SUPPLIED DATA:
################

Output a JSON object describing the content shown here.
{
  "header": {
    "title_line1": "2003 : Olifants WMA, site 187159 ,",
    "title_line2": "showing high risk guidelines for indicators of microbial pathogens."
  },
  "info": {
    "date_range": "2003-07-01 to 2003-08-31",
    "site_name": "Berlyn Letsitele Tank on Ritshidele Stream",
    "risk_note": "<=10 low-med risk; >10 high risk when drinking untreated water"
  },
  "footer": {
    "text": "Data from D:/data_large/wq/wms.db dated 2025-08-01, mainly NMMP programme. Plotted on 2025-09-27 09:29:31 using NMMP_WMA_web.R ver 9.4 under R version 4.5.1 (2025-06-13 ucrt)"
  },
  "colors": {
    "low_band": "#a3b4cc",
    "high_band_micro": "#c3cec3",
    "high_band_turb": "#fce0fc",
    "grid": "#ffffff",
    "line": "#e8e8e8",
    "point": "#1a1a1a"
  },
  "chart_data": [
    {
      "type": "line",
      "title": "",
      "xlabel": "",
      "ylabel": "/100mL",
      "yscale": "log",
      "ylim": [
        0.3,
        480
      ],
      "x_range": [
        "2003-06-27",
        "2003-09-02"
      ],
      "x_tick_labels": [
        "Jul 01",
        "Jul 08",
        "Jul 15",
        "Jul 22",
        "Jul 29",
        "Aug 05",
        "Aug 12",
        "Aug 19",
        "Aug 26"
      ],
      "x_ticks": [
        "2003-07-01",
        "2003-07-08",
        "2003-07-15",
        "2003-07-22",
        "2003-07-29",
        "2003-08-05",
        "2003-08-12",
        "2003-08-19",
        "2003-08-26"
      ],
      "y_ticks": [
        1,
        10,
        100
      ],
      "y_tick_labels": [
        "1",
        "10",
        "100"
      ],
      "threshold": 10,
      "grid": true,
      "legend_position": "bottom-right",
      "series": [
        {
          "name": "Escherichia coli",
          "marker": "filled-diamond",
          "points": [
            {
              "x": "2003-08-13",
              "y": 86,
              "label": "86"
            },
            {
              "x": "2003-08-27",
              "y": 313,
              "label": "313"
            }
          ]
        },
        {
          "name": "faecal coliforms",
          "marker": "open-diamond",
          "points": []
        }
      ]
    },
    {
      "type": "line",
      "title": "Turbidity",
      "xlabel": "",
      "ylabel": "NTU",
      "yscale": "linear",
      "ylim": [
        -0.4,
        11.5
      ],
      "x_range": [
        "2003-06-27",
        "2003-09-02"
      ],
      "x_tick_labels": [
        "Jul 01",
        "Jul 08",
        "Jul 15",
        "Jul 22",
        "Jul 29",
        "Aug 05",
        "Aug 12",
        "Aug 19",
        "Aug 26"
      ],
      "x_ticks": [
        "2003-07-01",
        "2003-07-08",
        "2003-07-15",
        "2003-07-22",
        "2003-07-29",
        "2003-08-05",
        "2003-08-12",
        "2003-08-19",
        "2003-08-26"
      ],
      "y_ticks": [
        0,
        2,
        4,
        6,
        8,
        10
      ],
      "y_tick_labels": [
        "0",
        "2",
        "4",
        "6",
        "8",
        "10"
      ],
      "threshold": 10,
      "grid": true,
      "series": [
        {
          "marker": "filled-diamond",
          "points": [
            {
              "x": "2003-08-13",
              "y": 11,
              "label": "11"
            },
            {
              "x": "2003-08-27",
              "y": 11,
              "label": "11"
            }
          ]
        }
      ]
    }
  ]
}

################

ASSIGNMENT: Collect every line above that contains the word "risk".

ANSWER BELOW:
    "title_line2": "showing high risk guidelines for indicators of microbial pathogens."
    "risk_note": "<=10 low-med risk; >10 high risk when drinking untreated water"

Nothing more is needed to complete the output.